» SHORT TASK:
Go through the lines below. Copy those with "terminal".

» SOURCE DATA:

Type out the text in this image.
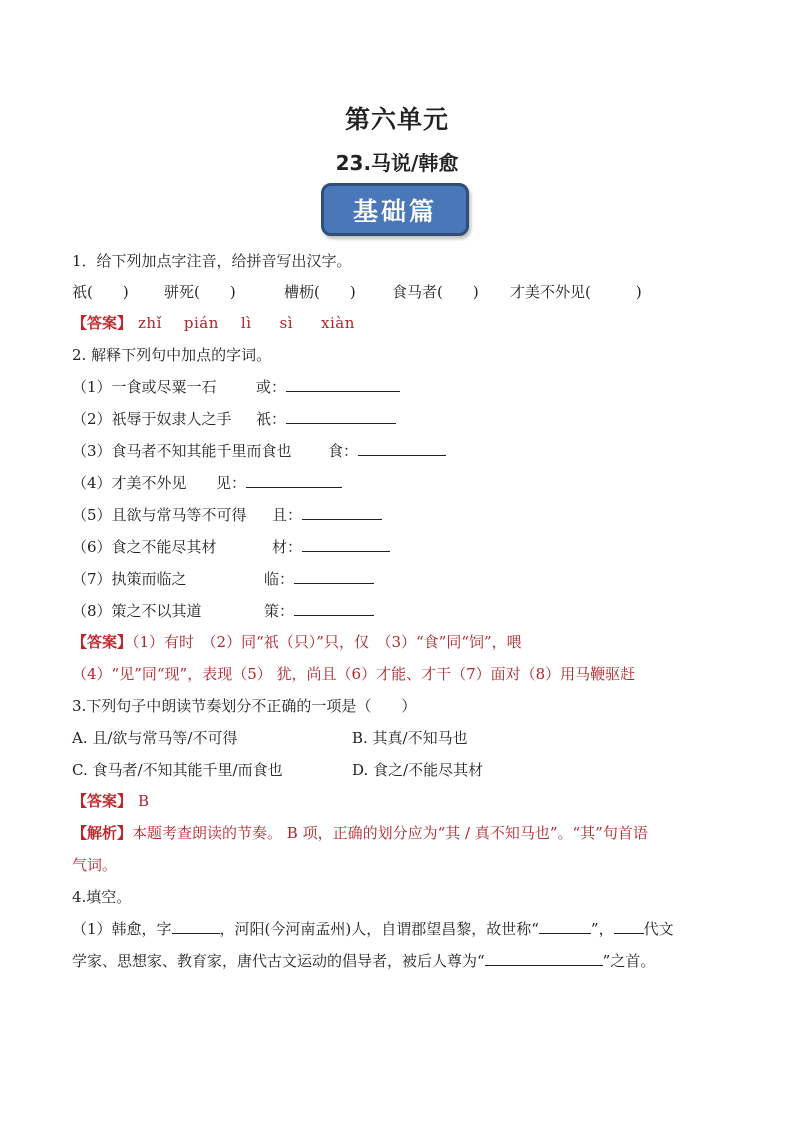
第六单元
23.马说/韩愈
基础篇
1．给下列加点字注音，给拼音写出汉字。
祇(　　) 骈死(　　)	槽枥(　　) 食马者(　　) 才美不外见(　　　)
【答案】 zhǐ pián lì sì xiàn
2. 解释下列句中加点的字词。
（1）一食或尽粟一石	或：
（2）祇辱于奴隶人之手 祇：
（3）食马者不知其能千里而食也 食：
（4）才美不外见 见：
（5）且欲与常马等不可得 且：
（6）食之不能尽其材	材：
（7）执策而临之	临：
（8）策之不以其道	策：
【答案】（1）有时　（2）同“祇（只）”只，仅　（3）“食”同“饲”，喂
（4）“见”同“现”，表现（5） 犹，尚且（6）才能、才干（7）面对（8）用马鞭驱赶
3.下列句子中朗读节奏划分不正确的一项是（　　）
A. 且/欲与常马等/不可得	B. 其真/不知马也
C. 食马者/不知其能千里/而食也	D. 食之/不能尽其材
【答案】 B
【解析】本题考查朗读的节奏。 B 项，正确的划分应为“其 / 真不知马也”。“其”句首语
气词。
4.填空。
（1）韩愈，字	，河阳(今河南孟州)人，自谓郡望昌黎，故世称“	”， 代文
学家、思想家、教育家，唐代古文运动的倡导者，被后人尊为“	”之首。
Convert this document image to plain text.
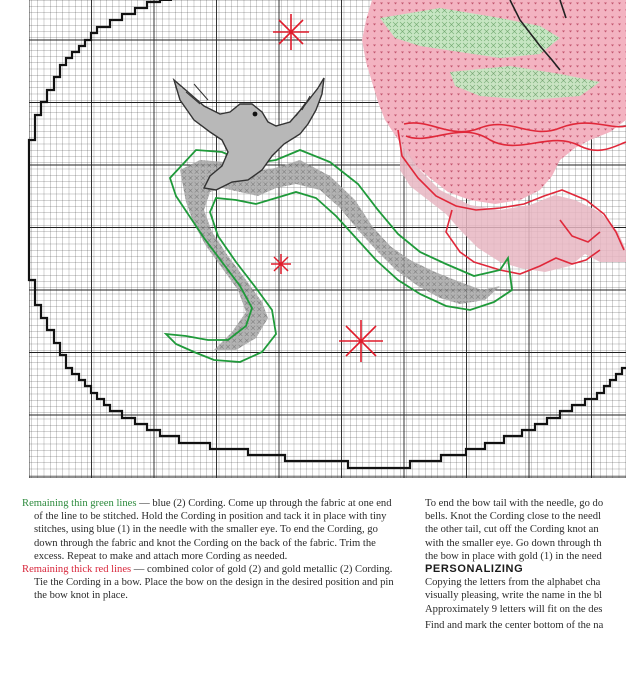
Remaining thin green lines — blue (2) Cording. Come up through the fabric at one end of the line to be stitched. Hold the Cording in position and tack it in place with tiny stitches, using blue (1) in the needle with the smaller eye. To end the Cording, go down through the fabric and knot the Cording on the back of the fabric. Trim the excess. Repeat to make and attach more Cording as needed.

Remaining thick red lines — combined color of gold (2) and gold metallic (2) Cording. Tie the Cording in a bow. Place the bow on the design in the desired position and pin the bow knot in place.

To end the bow tail with the needle, go do

bells. Knot the Cording close to the needl

the other tail, cut off the Cording knot an

with the smaller eye. Go down through th

the bow in place with gold (1) in the need

PERSONALIZING

Copying the letters from the alphabet cha

visually pleasing, write the name in the bl

Approximately 9 letters will fit on the des

Find and mark the center bottom of the na
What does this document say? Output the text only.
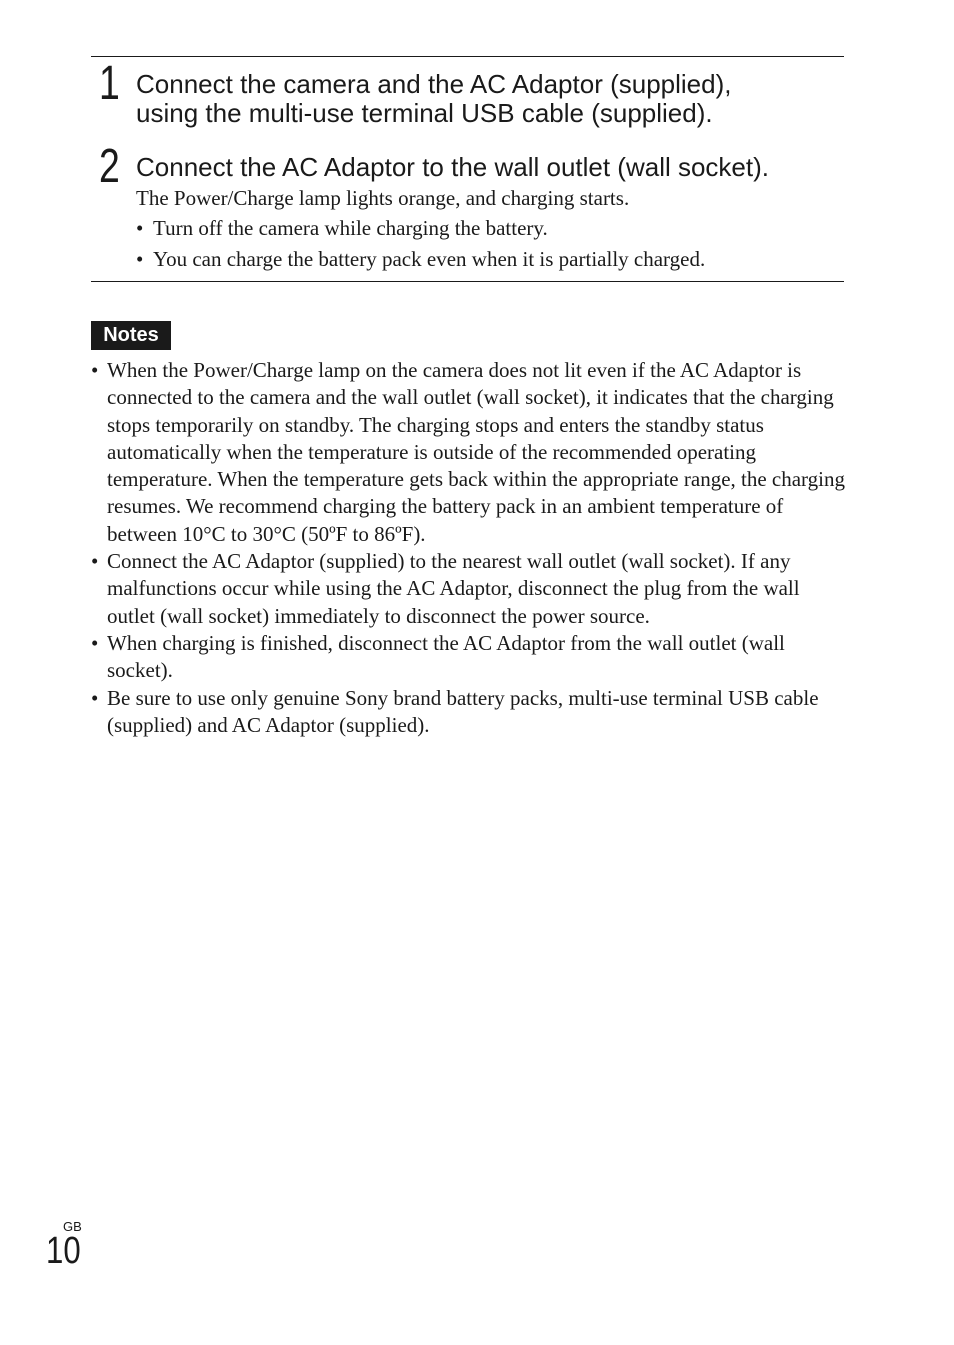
1 Connect the camera and the AC Adaptor (supplied),
using the multi-use terminal USB cable (supplied).
2 Connect the AC Adaptor to the wall outlet (wall socket).
The Power/Charge lamp lights orange, and charging starts.
• Turn off the camera while charging the battery.
• You can charge the battery pack even when it is partially charged.
Notes
• When the Power/Charge lamp on the camera does not lit even if the AC Adaptor is connected to the camera and the wall outlet (wall socket), it indicates that the charging stops temporarily on standby. The charging stops and enters the standby status automatically when the temperature is outside of the recommended operating temperature. When the temperature gets back within the appropriate range, the charging resumes. We recommend charging the battery pack in an ambient temperature of between 10°C to 30°C (50ºF to 86ºF).
• Connect the AC Adaptor (supplied) to the nearest wall outlet (wall socket). If any malfunctions occur while using the AC Adaptor, disconnect the plug from the wall outlet (wall socket) immediately to disconnect the power source.
• When charging is finished, disconnect the AC Adaptor from the wall outlet (wall socket).
• Be sure to use only genuine Sony brand battery packs, multi-use terminal USB cable (supplied) and AC Adaptor (supplied).
GB
10
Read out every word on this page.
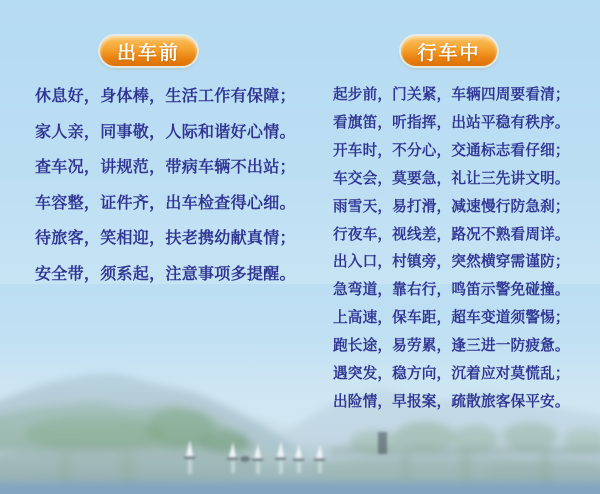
出车前

休息好，身体棒，生活工作有保障；

家人亲，同事敬，人际和谐好心情。

查车况，讲规范，带病车辆不出站；

车容整，证件齐，出车检查得心细。

待旅客，笑相迎，扶老携幼献真情；

安全带，须系起，注意事项多提醒。

行车中

起步前，门关紧，车辆四周要看清；

看旗笛，听指挥，出站平稳有秩序。

开车时，不分心，交通标志看仔细；

车交会，莫要急，礼让三先讲文明。

雨雪天，易打滑，减速慢行防急刹；

行夜车，视线差，路况不熟看周详。

出入口，村镇旁，突然横穿需谨防；

急弯道，靠右行，鸣笛示警免碰撞。

上高速，保车距，超车变道须警惕；

跑长途，易劳累，逢三进一防疲惫。

遇突发，稳方向，沉着应对莫慌乱；

出险情，早报案，疏散旅客保平安。
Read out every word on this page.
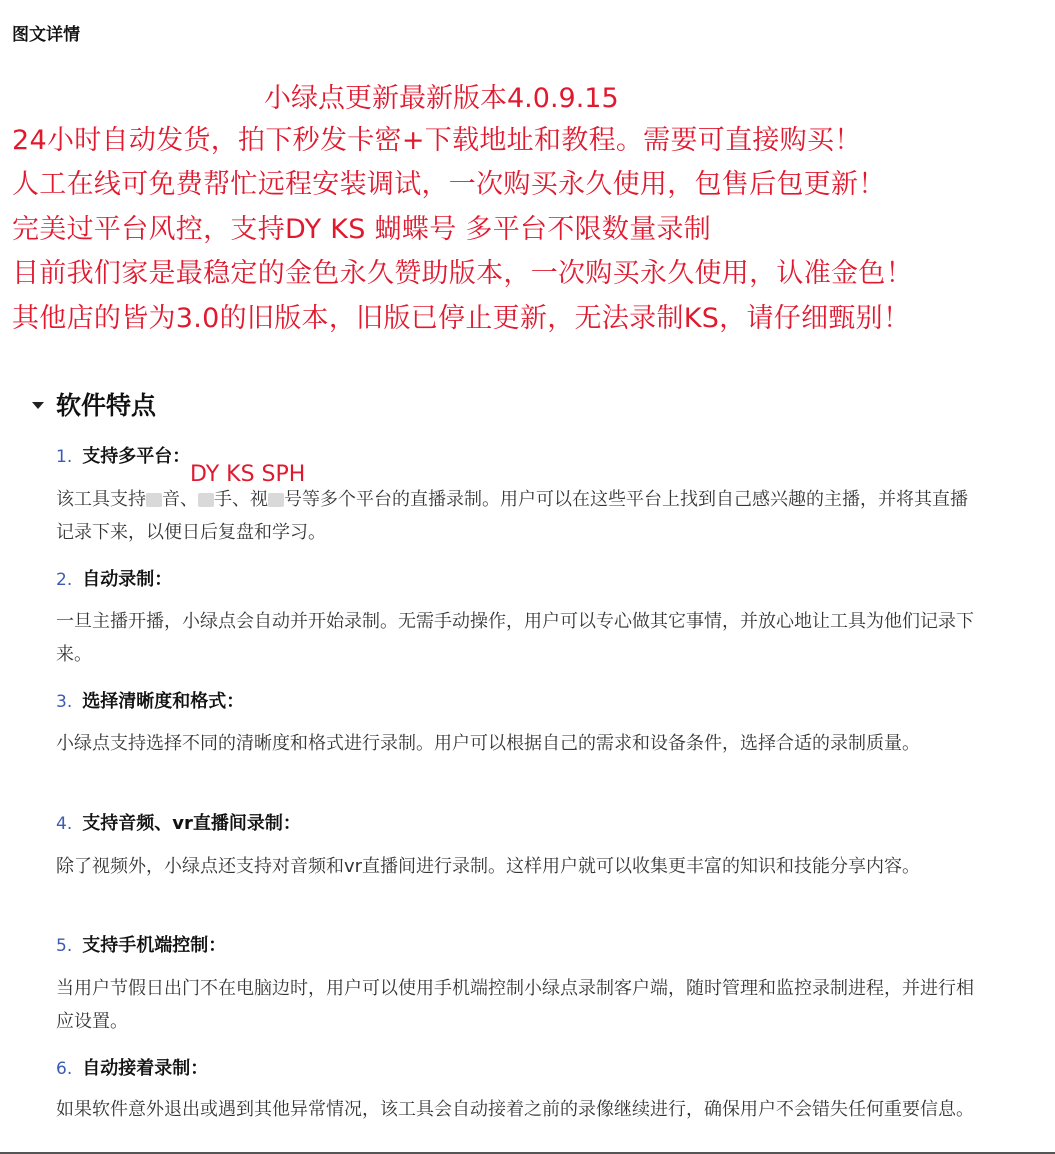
图文详情
小绿点更新最新版本4.0.9.15
24小时自动发货，拍下秒发卡密+下载地址和教程。需要可直接购买！
人工在线可免费帮忙远程安装调试，一次购买永久使用，包售后包更新！
完美过平台风控，支持DY KS 蝴蝶号 多平台不限数量录制
目前我们家是最稳定的金色永久赞助版本，一次购买永久使用，认准金色！
其他店的皆为3.0的旧版本，旧版已停止更新，无法录制KS，请仔细甄别！
软件特点
1. 支持多平台：
DY KS SPH
该工具支持 音、 手、视 号等多个平台的直播录制。用户可以在这些平台上找到自己感兴趣的主播，并将其直播记录下来，以便日后复盘和学习。
2. 自动录制：
一旦主播开播，小绿点会自动并开始录制。无需手动操作，用户可以专心做其它事情，并放心地让工具为他们记录下来。
3. 选择清晰度和格式：
小绿点支持选择不同的清晰度和格式进行录制。用户可以根据自己的需求和设备条件，选择合适的录制质量。
4. 支持音频、vr直播间录制：
除了视频外，小绿点还支持对音频和vr直播间进行录制。这样用户就可以收集更丰富的知识和技能分享内容。
5. 支持手机端控制：
当用户节假日出门不在电脑边时，用户可以使用手机端控制小绿点录制客户端，随时管理和监控录制进程，并进行相应设置。
6. 自动接着录制：
如果软件意外退出或遇到其他异常情况，该工具会自动接着之前的录像继续进行，确保用户不会错失任何重要信息。
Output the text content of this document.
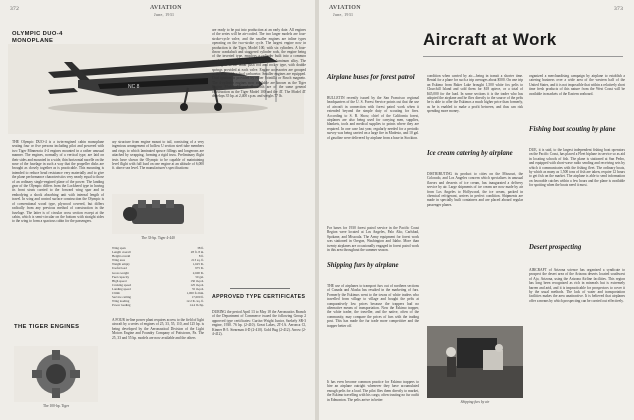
372	AVIATION
June, 1931
OLYMPIC DUO-4 MONOPLANE
NC 8
THE Olympic DUO-4 is a twin-engined cabin monoplane seating four or five persons including pilot and powered with two Tiger Minnesota 4-4 engines mounted in a rather unusual manner. The engines, normally of a vertical type, are laid on their sides and mounted in a wide, thin horizontal nacelle on the nose of the fuselage in such a way that the propeller disks are brought as closely together as is practicable. This mounting is intended to reduce head resistance very materially and to give the plane performance characteristics very nearly equal to those of an ordinary single-engined plane of the power. The landing gear of the Olympic differs from the Lockheed type in having its front struts carried to the forward wing spar and in embodying a shock absorbing unit with internal length of travel. In wing and control surface construction the Olympic is of conventional wood type, plywood covered, but differs radically from any previous method of construction in the fuselage. The latter is of circular cross section except at the cabin, which is semi-circular on the bottom with straight sides to the wing to form a spacious cabin for the passengers.
ary structure from engine mount to tail, consisting of a very ingenious arrangement of hollow U section steel tube members and rings to which laminated spruce fillings and longerons are attached by wrapping, forming a rigid truss. Preliminary flight tests have shown the Olympic to be capable of maintaining level flight with full load on one engine at an altitude of 6,000 ft. above sea level. The manufacturer's specifications:
The 33-hp. Tiger 4-440
Wing span	38 ft.
Length overall	28 ft. 8 in.
Height overall	8 ft.
Wing area	213 sq. ft.
Weight empty	1,625 lb.
Useful load	975 lb.
Gross weight	2,600 lb.
Fuel capacity	50 gal.
High speed	150 m.p.h.
Cruising speed	125 m.p.h.
Landing speed	55 m.p.h.
Climb	1,000 ft./min.
Service ceiling	17,000 ft.
Wing loading	12.2 lb./sq. ft.
Power loading	14.4 lb./hp.
THE TIGER ENGINES
A FOUR in-line power plant requires access to the field of light aircraft by a series of engines of 25, 33, 55, 110, and 125 hp. is being developed by the Aeronautical Division of the Light Motors Engine and Foundry Company of Pottstown, Pa. The 25, 33 and 55 hp. models are now available and the others
The 100-hp. Tiger
are ready to be put into production at an early date. All engines of the series will be air-cooled. The two larger models are four-stroke-cycle valve, and the smaller engines are inline types operating on the two-stroke cycle. The largest engine now in production is the Tiger, Model 100, with six cylinders. A four-throw crankshaft and staggered cylinder rods, the engine being of the inverted type, employs a cylinder built into a common crankcase. Pistons and crankcase are of aluminum alloy. The valve gear is the usual push rod and rocker type, with double springs provided at each valve. Engine accessories are grouped at the rear, with a dual carburetor. Smaller engines are equipped. Dual ignition is provided by either Scintilla or Bosch magneto. The 4-cylinder engines now available are known as the Tiger Engine Model 4T and 4L. Both are of the same general construction as the Tiger Model 100 and the 4T. The Model 4T develops 35 hp. at 2,400 r.p.m. and weighs 77 lb.
APPROVED TYPE CERTIFICATES
DURING the period April 13 to May 18 the Aeronautics Branch of the Department of Commerce issued the following Group 2 approved type certificates: Curtiss-Wright Junior, Szekely SR-3 engine, 1930. 76 hp. (2-410). Great Lakes, 2T-1A. Aeronca Cl, Kinner B-5. Stearman 4-D (2-410). Gold Bug (2-412). Arrow (2-4-412).
AVIATION
June, 1931
373
Aircraft at Work
Airplane buses for forest patrol
BULLETIN recently issued by the San Francisco regional headquarters of the U. S. Forest Service points out that the use of aircraft in connection with forest patrol work when it extended beyond the simple duty of scouting for fires. According to S. B. Show, chief of the California forest, airplanes are also being used for carrying men, supplies, blankets, tools and medical supplies to points where they are required. In one case last year, regularly needed for a periodic survey was being carried on a large fire in Modesto, and 10 gal. of gasoline were delivered by airplane from a base in Stockton.
For bases for 1930 forest patrol service in the Pacific Coast Region were located at Los Angeles, Palo Alto, Carlsbad, Spokane, and Missoula. The Army equipment for forest work was stationed in Oregon, Washington and Idaho. More than twenty airplanes are occasionally engaged in forest patrol work in this area throughout the summer season.
Shipping furs by airplane
THE use of airplanes to transport furs out of northern sections of Canada and Alaska has resulted in the marketing of furs. Formerly the Eskimos went to the towns of white traders who travelled from village to village and bought the pelts at comparatively low prices because the trappers had no alternative means of transportation. Now the Eskimo trapper, the white trader, the traveller, and the native, often of the community, may compare the prices of furs with the trading post. This has made the fur trade more competitive and the trapper better off.
It has even become common practice for Eskimo trappers to hire an airplane outright whenever they have accumulated enough pelts for a load. The pilot flies them directly to market, the Eskimo travelling with his cargo, often trusting no fur outfit in Edmonton. The pelts arrive in better
condition when carried by air—being in transit a shorter time. Rental for a plane for such a trip averages about $500. On one trip an Eskimo from Baker Lake brought 1,500 white fox pelts to Churchill Island and sold them for $18 apiece, or a total of $45,000 for the load. In some sections it is the trader who has adopted the airplane and he flies directly to the source of the pelts he is able to offer the Eskimos a much higher price than formerly, as he is enabled to make a profit between, and thus can risk spending more money.
Ice cream catering by airplane
DISTRIBUTING its product to cities on the Missouri, the Colorado, and Los Angeles concern which specializes in unusual flavors and desserts of ice cream, has inaugurated a delivery service by air. Large shipments of ice cream are now made by air from Los Angeles to Hollywood, the ice cream, packed in chemical refrigerant, arrives in perfect condition. Shipments are made in specially built containers and are placed aboard regular passenger planes.
organized a merchandising campaign by airplane to establish a catering business over a wide area of the western half of the United States, and it is not impossible that within a relatively short time fresh products of this nature from the West Coast will be available in markets of the Eastern seaboard.
Fishing boat scouting by plane
DUE, it is said, to the largest independent fishing boat operators on the Pacific Coast, has placed a Fleet biplane in service so as aid in locating schools of fish. The plane is stationed at San Pedro, and equipped with short-wave radio sending and receiving sets by which it communicates with the fishing fleet. The ordinary boats, by which as many as 1,500 tons of fish are taken, require 12 hours to get fish on the market. The airplane is able to send information on favorable catches within a few hours and the plane is available for spotting when the boats need it most.
Desert prospecting
AIRCRAFT of Arizona science has organized a syndicate to prospect the desert area of the Arizona deserts located southwest of Ajo, Arizona, using the Arizona Airline facilities. This region has long been recognized as rich in minerals but is extremely barren and arid, and it is impracticable for prospectors to cover it by the usual methods. The lack of water and transportation facilities makes the area unattractive. It is believed that airplanes offer a means by which prospecting can be carried out effectively.
Shipping furs by air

» TASK OUTPUT:
using the multi-use terminal USB cable (supplied).
• Be sure to use only genuine Sony brand battery packs, multi-use terminal USB cable (supplied) and AC Adaptor (supplied).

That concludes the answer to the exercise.